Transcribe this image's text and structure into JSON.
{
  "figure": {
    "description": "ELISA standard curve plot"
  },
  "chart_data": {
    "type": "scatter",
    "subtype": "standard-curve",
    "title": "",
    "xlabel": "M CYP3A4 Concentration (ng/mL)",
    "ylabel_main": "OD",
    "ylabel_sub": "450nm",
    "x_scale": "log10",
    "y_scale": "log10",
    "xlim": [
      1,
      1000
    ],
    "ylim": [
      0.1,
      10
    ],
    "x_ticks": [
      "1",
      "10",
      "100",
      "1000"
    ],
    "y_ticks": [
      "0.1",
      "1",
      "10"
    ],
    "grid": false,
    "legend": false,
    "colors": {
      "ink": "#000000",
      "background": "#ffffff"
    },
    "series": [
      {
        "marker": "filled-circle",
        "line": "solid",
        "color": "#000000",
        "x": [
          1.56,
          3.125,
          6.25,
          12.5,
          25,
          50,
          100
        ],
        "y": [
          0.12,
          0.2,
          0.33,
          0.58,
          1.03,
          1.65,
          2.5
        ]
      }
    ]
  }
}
•••••
Aim
Output all of the data again, exactly.

Reply to the task
Transcribe this image's text and structure into JSON.
{
  "figure": {
    "description": "ELISA standard curve plot"
  },
  "chart_data": {
    "type": "scatter",
    "subtype": "standard-curve",
    "title": "",
    "xlabel": "M CYP3A4 Concentration (ng/mL)",
    "ylabel_main": "OD",
    "ylabel_sub": "450nm",
    "x_scale": "log10",
    "y_scale": "log10",
    "xlim": [
      1,
      1000
    ],
    "ylim": [
      0.1,
      10
    ],
    "x_ticks": [
      "1",
      "10",
      "100",
      "1000"
    ],
    "y_ticks": [
      "0.1",
      "1",
      "10"
    ],
    "grid": false,
    "legend": false,
    "colors": {
      "ink": "#000000",
      "background": "#ffffff"
    },
    "series": [
      {
        "marker": "filled-circle",
        "line": "solid",
        "color": "#000000",
        "x": [
          1.56,
          3.125,
          6.25,
          12.5,
          25,
          50,
          100
        ],
        "y": [
          0.12,
          0.2,
          0.33,
          0.58,
          1.03,
          1.65,
          2.5
        ]
      }
    ]
  }
}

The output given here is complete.